• [Dataset records]:
###

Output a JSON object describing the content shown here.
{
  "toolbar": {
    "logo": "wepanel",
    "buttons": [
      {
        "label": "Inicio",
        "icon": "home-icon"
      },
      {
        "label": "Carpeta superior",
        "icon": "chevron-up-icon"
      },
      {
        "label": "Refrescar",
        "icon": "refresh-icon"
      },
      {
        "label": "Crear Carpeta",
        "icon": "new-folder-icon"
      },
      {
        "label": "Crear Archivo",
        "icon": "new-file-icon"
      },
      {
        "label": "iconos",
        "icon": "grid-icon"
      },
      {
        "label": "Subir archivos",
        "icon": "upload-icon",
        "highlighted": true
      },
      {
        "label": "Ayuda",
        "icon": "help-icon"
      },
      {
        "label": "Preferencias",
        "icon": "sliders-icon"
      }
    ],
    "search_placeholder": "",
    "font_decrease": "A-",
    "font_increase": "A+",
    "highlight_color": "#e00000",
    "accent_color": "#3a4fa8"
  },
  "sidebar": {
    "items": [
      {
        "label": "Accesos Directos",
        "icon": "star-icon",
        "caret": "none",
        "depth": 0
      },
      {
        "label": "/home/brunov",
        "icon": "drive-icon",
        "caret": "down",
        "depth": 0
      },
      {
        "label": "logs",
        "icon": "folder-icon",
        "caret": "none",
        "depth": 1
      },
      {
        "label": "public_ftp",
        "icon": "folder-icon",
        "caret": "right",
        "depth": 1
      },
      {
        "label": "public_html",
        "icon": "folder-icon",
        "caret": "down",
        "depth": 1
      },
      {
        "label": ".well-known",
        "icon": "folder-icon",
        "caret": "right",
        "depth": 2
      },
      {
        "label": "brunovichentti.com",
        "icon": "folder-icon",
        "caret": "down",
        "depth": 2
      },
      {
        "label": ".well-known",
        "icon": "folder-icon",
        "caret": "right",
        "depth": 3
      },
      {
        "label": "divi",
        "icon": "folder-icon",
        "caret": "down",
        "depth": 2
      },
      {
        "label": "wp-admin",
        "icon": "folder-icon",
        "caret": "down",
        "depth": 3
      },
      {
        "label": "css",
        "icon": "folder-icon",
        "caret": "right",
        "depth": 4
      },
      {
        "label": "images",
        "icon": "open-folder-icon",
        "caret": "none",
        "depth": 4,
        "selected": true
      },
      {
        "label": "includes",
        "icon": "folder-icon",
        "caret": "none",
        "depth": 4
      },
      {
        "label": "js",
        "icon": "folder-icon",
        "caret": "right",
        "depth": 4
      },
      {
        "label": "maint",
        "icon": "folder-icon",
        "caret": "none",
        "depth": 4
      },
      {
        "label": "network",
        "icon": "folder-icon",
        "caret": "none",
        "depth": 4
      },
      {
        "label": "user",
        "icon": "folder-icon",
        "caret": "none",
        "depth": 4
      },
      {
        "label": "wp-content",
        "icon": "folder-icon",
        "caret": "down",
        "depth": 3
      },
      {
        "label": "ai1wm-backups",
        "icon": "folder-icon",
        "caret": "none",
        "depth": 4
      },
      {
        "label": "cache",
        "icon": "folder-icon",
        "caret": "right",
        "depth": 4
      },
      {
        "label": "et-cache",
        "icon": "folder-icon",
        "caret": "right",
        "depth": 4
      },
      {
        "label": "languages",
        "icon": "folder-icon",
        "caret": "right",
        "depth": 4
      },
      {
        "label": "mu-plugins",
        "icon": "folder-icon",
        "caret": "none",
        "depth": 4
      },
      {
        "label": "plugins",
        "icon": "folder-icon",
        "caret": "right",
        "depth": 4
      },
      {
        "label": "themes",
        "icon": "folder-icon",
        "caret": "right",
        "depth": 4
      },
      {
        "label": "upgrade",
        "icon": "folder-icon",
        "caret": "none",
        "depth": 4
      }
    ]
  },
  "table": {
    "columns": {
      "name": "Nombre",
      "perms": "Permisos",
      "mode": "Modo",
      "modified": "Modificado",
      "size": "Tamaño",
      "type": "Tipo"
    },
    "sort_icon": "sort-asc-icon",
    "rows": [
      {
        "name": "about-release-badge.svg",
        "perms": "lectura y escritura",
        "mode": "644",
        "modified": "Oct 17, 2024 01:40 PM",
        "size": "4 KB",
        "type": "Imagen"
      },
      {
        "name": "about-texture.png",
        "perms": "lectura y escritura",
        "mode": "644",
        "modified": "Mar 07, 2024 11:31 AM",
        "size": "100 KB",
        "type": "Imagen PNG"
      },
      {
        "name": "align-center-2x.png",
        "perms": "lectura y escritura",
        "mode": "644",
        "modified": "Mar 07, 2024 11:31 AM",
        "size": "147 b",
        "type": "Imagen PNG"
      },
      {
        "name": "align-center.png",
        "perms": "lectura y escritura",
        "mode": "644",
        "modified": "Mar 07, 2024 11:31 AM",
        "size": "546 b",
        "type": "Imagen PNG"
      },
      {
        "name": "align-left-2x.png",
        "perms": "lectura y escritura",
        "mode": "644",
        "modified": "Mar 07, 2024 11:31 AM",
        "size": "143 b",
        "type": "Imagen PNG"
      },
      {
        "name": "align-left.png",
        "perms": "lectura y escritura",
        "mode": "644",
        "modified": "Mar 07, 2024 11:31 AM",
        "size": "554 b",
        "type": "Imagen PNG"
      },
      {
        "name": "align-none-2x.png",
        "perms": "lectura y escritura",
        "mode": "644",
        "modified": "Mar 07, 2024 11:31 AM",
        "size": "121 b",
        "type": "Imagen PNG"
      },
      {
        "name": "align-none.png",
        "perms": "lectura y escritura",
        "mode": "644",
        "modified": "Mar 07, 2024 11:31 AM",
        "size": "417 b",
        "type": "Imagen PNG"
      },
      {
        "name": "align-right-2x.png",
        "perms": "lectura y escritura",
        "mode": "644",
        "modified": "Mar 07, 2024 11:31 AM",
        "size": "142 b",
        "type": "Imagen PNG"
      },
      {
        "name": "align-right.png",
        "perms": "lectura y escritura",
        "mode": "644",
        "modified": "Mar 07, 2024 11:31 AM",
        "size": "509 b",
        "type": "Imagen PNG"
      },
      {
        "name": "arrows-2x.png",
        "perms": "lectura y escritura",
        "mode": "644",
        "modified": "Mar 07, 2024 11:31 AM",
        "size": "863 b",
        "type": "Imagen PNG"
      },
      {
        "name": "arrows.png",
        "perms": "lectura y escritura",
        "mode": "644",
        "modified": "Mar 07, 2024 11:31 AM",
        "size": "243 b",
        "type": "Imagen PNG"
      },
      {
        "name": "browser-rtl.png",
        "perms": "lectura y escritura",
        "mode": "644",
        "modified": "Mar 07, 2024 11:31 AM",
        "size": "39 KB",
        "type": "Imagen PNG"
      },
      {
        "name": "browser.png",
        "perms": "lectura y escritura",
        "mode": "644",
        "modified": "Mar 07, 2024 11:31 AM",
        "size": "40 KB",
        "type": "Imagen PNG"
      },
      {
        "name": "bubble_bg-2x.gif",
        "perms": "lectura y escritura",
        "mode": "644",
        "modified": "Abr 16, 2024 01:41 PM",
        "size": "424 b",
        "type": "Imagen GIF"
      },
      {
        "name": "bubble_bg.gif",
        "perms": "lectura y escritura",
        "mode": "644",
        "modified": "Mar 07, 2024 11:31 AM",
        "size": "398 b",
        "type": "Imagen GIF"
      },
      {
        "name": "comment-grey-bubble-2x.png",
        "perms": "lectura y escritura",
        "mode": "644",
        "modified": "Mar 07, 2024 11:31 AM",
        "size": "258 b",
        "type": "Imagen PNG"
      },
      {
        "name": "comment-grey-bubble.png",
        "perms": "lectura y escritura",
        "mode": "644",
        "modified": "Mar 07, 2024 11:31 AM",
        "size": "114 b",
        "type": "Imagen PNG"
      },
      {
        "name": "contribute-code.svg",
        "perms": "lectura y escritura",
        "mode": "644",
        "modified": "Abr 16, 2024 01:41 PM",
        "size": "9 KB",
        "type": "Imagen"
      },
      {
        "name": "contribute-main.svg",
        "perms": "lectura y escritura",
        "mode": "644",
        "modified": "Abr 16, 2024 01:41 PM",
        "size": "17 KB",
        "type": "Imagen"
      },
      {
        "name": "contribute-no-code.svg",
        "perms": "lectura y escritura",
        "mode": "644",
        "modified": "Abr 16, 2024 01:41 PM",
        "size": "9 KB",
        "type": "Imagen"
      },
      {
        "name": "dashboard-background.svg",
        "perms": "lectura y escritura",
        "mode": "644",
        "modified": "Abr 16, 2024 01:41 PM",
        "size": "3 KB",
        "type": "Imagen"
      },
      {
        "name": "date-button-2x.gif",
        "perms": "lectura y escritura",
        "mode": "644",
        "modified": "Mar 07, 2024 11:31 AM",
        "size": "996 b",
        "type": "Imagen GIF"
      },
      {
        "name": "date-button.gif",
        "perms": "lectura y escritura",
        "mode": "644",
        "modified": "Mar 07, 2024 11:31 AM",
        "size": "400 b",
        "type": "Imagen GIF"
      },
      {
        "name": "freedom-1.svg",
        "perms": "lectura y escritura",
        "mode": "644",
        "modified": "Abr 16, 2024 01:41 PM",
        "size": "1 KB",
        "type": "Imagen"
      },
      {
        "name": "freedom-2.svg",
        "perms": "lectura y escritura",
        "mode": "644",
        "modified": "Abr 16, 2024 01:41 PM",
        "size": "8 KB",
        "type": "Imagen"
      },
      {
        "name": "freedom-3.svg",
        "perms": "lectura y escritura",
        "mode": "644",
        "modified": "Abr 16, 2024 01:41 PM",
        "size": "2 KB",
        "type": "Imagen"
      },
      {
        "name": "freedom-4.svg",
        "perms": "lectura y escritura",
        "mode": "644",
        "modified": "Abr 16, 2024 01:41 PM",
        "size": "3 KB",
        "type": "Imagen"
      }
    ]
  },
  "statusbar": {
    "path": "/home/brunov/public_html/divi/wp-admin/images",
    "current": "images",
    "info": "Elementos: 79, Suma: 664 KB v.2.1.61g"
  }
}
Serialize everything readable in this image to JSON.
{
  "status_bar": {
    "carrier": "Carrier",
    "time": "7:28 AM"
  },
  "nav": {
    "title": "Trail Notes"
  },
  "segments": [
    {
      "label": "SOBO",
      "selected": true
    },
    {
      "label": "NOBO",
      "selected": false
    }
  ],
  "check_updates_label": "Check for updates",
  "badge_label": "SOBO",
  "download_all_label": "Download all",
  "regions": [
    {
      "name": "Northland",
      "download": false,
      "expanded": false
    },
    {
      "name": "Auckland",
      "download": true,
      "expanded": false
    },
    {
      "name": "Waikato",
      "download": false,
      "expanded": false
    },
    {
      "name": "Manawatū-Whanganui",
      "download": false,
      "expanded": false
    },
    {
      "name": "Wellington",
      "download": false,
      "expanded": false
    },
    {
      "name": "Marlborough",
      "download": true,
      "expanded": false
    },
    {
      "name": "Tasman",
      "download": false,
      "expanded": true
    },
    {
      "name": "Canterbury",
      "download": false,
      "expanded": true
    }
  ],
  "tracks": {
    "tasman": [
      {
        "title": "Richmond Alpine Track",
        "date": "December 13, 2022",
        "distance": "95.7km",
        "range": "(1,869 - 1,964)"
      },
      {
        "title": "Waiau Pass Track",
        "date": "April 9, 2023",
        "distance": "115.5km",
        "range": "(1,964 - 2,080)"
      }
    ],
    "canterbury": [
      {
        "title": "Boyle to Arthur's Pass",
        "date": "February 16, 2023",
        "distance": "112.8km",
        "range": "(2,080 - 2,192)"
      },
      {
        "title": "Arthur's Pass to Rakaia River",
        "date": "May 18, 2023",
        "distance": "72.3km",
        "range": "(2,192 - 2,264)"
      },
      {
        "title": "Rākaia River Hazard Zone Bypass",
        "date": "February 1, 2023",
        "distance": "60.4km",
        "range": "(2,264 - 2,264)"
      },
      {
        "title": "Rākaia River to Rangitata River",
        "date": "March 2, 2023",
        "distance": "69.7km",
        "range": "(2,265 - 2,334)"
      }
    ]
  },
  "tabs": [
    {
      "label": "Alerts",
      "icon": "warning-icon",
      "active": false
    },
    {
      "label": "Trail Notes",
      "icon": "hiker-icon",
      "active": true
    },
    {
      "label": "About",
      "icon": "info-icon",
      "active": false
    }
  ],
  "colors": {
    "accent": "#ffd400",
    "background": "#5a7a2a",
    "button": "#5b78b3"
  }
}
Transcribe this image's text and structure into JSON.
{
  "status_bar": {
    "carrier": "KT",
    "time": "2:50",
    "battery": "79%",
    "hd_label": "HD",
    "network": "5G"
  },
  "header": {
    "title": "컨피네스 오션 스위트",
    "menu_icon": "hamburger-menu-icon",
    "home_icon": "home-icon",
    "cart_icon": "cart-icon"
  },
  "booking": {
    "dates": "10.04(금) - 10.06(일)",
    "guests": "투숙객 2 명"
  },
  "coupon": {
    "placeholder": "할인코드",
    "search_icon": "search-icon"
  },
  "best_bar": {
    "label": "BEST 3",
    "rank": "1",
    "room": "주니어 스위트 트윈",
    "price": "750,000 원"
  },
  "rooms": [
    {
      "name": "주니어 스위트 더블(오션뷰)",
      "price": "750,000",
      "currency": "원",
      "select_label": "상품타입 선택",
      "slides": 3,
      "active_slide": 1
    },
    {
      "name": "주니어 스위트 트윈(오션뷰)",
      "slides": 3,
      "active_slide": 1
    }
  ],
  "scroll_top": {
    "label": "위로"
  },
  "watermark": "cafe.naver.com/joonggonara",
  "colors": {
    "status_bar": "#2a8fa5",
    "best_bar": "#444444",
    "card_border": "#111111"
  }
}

###

Return only those lines of the records that contain the string "this".

• [Reply to the task]:
Serialize everything readable in this image to JSON.
Transcribe this image's text and structure into JSON.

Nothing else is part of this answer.